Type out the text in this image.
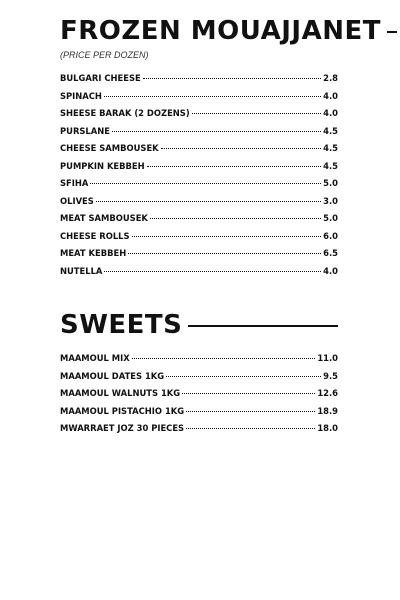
FROZEN MOUAJJANET
(PRICE PER DOZEN)
BULGARI CHEESE	2.8
SPINACH	4.0
SHEESE BARAK (2 DOZENS)	4.0
PURSLANE	4.5
CHEESE SAMBOUSEK	4.5
PUMPKIN KEBBEH	4.5
SFIHA	5.0
OLIVES	3.0
MEAT SAMBOUSEK	5.0
CHEESE ROLLS	6.0
MEAT KEBBEH	6.5
NUTELLA	4.0
SWEETS
MAAMOUL MIX	11.0
MAAMOUL DATES 1KG	9.5
MAAMOUL WALNUTS 1KG	12.6
MAAMOUL PISTACHIO 1KG	18.9
MWARRAET JOZ 30 PIECES	18.0
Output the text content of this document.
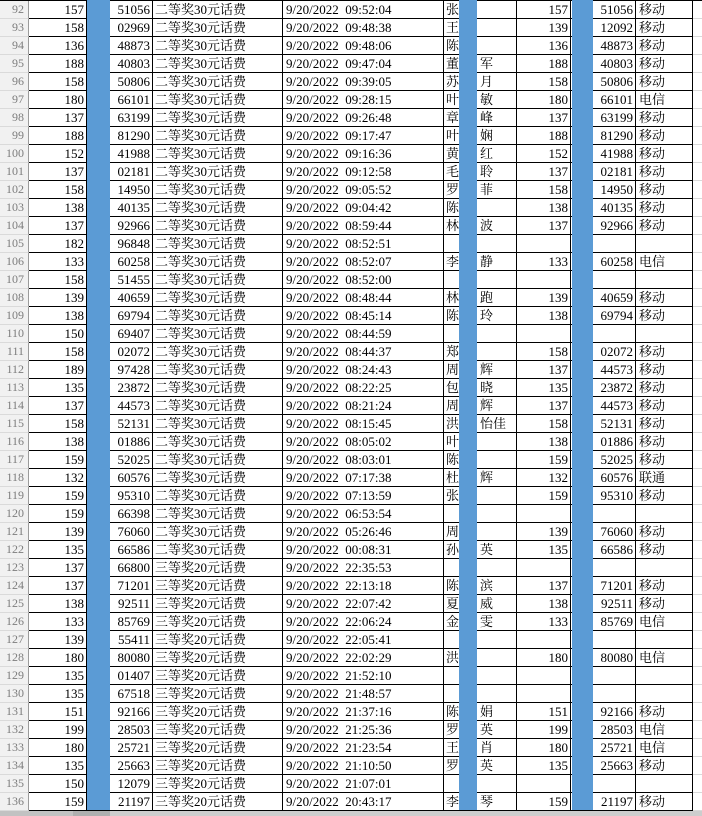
92	157	51056 二等奖30元话费	9/20/2022  09:52:04	张	157	51056 移动
93	158	02969 二等奖30元话费	9/20/2022  09:48:38	王	139	12092 移动
94	136	48873 二等奖30元话费	9/20/2022  09:48:06	陈	136	48873 移动
95	188	40803 二等奖30元话费	9/20/2022  09:47:04	董 军	188	40803 移动
96	158	50806 二等奖30元话费	9/20/2022  09:39:05	苏 月	158	50806 移动
97	180	66101 二等奖30元话费	9/20/2022  09:28:15	叶 敏	180	66101 电信
98	137	63199 二等奖30元话费	9/20/2022  09:26:48	章 峰	137	63199 移动
99	188	81290 二等奖30元话费	9/20/2022  09:17:47	叶 娴	188	81290 移动
100	152	41988 二等奖30元话费	9/20/2022  09:16:36	黄 红	152	41988 移动
101	137	02181 二等奖30元话费	9/20/2022  09:12:58	毛 聆	137	02181 移动
102	158	14950 二等奖30元话费	9/20/2022  09:05:52	罗 菲	158	14950 移动
103	138	40135 二等奖30元话费	9/20/2022  09:04:42	陈	138	40135 移动
104	137	92966 二等奖30元话费	9/20/2022  08:59:44	林 波	137	92966 移动
105	182	96848 二等奖30元话费	9/20/2022  08:52:51
106	133	60258 二等奖30元话费	9/20/2022  08:52:07	李 静	133	60258 电信
107	158	51455 二等奖30元话费	9/20/2022  08:52:00
108	139	40659 二等奖30元话费	9/20/2022  08:48:44	林 跑	139	40659 移动
109	138	69794 二等奖30元话费	9/20/2022  08:45:14	陈 玲	138	69794 移动
110	150	69407 二等奖30元话费	9/20/2022  08:44:59
111	158	02072 二等奖30元话费	9/20/2022  08:44:37	郑	158	02072 移动
112	189	97428 二等奖30元话费	9/20/2022  08:24:43	周 辉	137	44573 移动
113	135	23872 二等奖30元话费	9/20/2022  08:22:25	包 晓	135	23872 移动
114	137	44573 二等奖30元话费	9/20/2022  08:21:24	周 辉	137	44573 移动
115	158	52131 二等奖30元话费	9/20/2022  08:15:45	洪 怡佳	158	52131 移动
116	138	01886 二等奖30元话费	9/20/2022  08:05:02	叶	138	01886 移动
117	159	52025 二等奖30元话费	9/20/2022  08:03:01	陈	159	52025 移动
118	132	60576 二等奖30元话费	9/20/2022  07:17:38	杜 辉	132	60576 联通
119	159	95310 二等奖30元话费	9/20/2022  07:13:59	张	159	95310 移动
120	159	66398 二等奖30元话费	9/20/2022  06:53:54
121	139	76060 二等奖30元话费	9/20/2022  05:26:46	周	139	76060 移动
122	135	66586 二等奖30元话费	9/20/2022  00:08:31	孙 英	135	66586 移动
123	137	66800 三等奖20元话费	9/20/2022  22:35:53
124	137	71201 三等奖20元话费	9/20/2022  22:13:18	陈 滨	137	71201 移动
125	138	92511 三等奖20元话费	9/20/2022  22:07:42	夏 威	138	92511 移动
126	133	85769 三等奖20元话费	9/20/2022  22:06:24	金 雯	133	85769 电信
127	139	55411 三等奖20元话费	9/20/2022  22:05:41
128	180	80080 三等奖20元话费	9/20/2022  22:02:29	洪	180	80080 电信
129	135	01407 三等奖20元话费	9/20/2022  21:52:10
130	135	67518 三等奖20元话费	9/20/2022  21:48:57
131	151	92166 三等奖20元话费	9/20/2022  21:37:16	陈 娟	151	92166 移动
132	199	28503 三等奖20元话费	9/20/2022  21:25:36	罗 英	199	28503 电信
133	180	25721 三等奖20元话费	9/20/2022  21:23:54	王 肖	180	25721 电信
134	135	25663 三等奖20元话费	9/20/2022  21:10:50	罗 英	135	25663 移动
135	150	12079 三等奖20元话费	9/20/2022  21:07:01
136	159	21197 三等奖20元话费	9/20/2022  20:43:17	李 琴	159	21197 移动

Direction> A faithful copy of the records above is needed, with the pictures left out.

Solution for this exercise>
Type out the text in this image.
FROZEN MOUAJJANET
(PRICE PER DOZEN)
BULGARI CHEESE	2.8
SPINACH	4.0
SHEESE BARAK (2 DOZENS)	4.0
PURSLANE	4.5
CHEESE SAMBOUSEK	4.5
PUMPKIN KEBBEH	4.5
SFIHA	5.0
OLIVES	3.0
MEAT SAMBOUSEK	5.0
CHEESE ROLLS	6.0
MEAT KEBBEH	6.5
NUTELLA	4.0
SWEETS
MAAMOUL MIX	11.0
MAAMOUL DATES 1KG	9.5
MAAMOUL WALNUTS 1KG	12.6
MAAMOUL PISTACHIO 1KG	18.9
MWARRAET JOZ 30 PIECES	18.0
Output the text content of this document.
92	157	51056 二等奖30元话费	9/20/2022  09:52:04	张	157	51056 移动
93	158	02969 二等奖30元话费	9/20/2022  09:48:38	王	139	12092 移动
94	136	48873 二等奖30元话费	9/20/2022  09:48:06	陈	136	48873 移动
95	188	40803 二等奖30元话费	9/20/2022  09:47:04	董 军	188	40803 移动
96	158	50806 二等奖30元话费	9/20/2022  09:39:05	苏 月	158	50806 移动
97	180	66101 二等奖30元话费	9/20/2022  09:28:15	叶 敏	180	66101 电信
98	137	63199 二等奖30元话费	9/20/2022  09:26:48	章 峰	137	63199 移动
99	188	81290 二等奖30元话费	9/20/2022  09:17:47	叶 娴	188	81290 移动
100	152	41988 二等奖30元话费	9/20/2022  09:16:36	黄 红	152	41988 移动
101	137	02181 二等奖30元话费	9/20/2022  09:12:58	毛 聆	137	02181 移动
102	158	14950 二等奖30元话费	9/20/2022  09:05:52	罗 菲	158	14950 移动
103	138	40135 二等奖30元话费	9/20/2022  09:04:42	陈	138	40135 移动
104	137	92966 二等奖30元话费	9/20/2022  08:59:44	林 波	137	92966 移动
105	182	96848 二等奖30元话费	9/20/2022  08:52:51
106	133	60258 二等奖30元话费	9/20/2022  08:52:07	李 静	133	60258 电信
107	158	51455 二等奖30元话费	9/20/2022  08:52:00
108	139	40659 二等奖30元话费	9/20/2022  08:48:44	林 跑	139	40659 移动
109	138	69794 二等奖30元话费	9/20/2022  08:45:14	陈 玲	138	69794 移动
110	150	69407 二等奖30元话费	9/20/2022  08:44:59
111	158	02072 二等奖30元话费	9/20/2022  08:44:37	郑	158	02072 移动
112	189	97428 二等奖30元话费	9/20/2022  08:24:43	周 辉	137	44573 移动
113	135	23872 二等奖30元话费	9/20/2022  08:22:25	包 晓	135	23872 移动
114	137	44573 二等奖30元话费	9/20/2022  08:21:24	周 辉	137	44573 移动
115	158	52131 二等奖30元话费	9/20/2022  08:15:45	洪 怡佳	158	52131 移动
116	138	01886 二等奖30元话费	9/20/2022  08:05:02	叶	138	01886 移动
117	159	52025 二等奖30元话费	9/20/2022  08:03:01	陈	159	52025 移动
118	132	60576 二等奖30元话费	9/20/2022  07:17:38	杜 辉	132	60576 联通
119	159	95310 二等奖30元话费	9/20/2022  07:13:59	张	159	95310 移动
120	159	66398 二等奖30元话费	9/20/2022  06:53:54
121	139	76060 二等奖30元话费	9/20/2022  05:26:46	周	139	76060 移动
122	135	66586 二等奖30元话费	9/20/2022  00:08:31	孙 英	135	66586 移动
123	137	66800 三等奖20元话费	9/20/2022  22:35:53
124	137	71201 三等奖20元话费	9/20/2022  22:13:18	陈 滨	137	71201 移动
125	138	92511 三等奖20元话费	9/20/2022  22:07:42	夏 威	138	92511 移动
126	133	85769 三等奖20元话费	9/20/2022  22:06:24	金 雯	133	85769 电信
127	139	55411 三等奖20元话费	9/20/2022  22:05:41
128	180	80080 三等奖20元话费	9/20/2022  22:02:29	洪	180	80080 电信
129	135	01407 三等奖20元话费	9/20/2022  21:52:10
130	135	67518 三等奖20元话费	9/20/2022  21:48:57
131	151	92166 三等奖20元话费	9/20/2022  21:37:16	陈 娟	151	92166 移动
132	199	28503 三等奖20元话费	9/20/2022  21:25:36	罗 英	199	28503 电信
133	180	25721 三等奖20元话费	9/20/2022  21:23:54	王 肖	180	25721 电信
134	135	25663 三等奖20元话费	9/20/2022  21:10:50	罗 英	135	25663 移动
135	150	12079 三等奖20元话费	9/20/2022  21:07:01
136	159	21197 三等奖20元话费	9/20/2022  20:43:17	李 琴	159	21197 移动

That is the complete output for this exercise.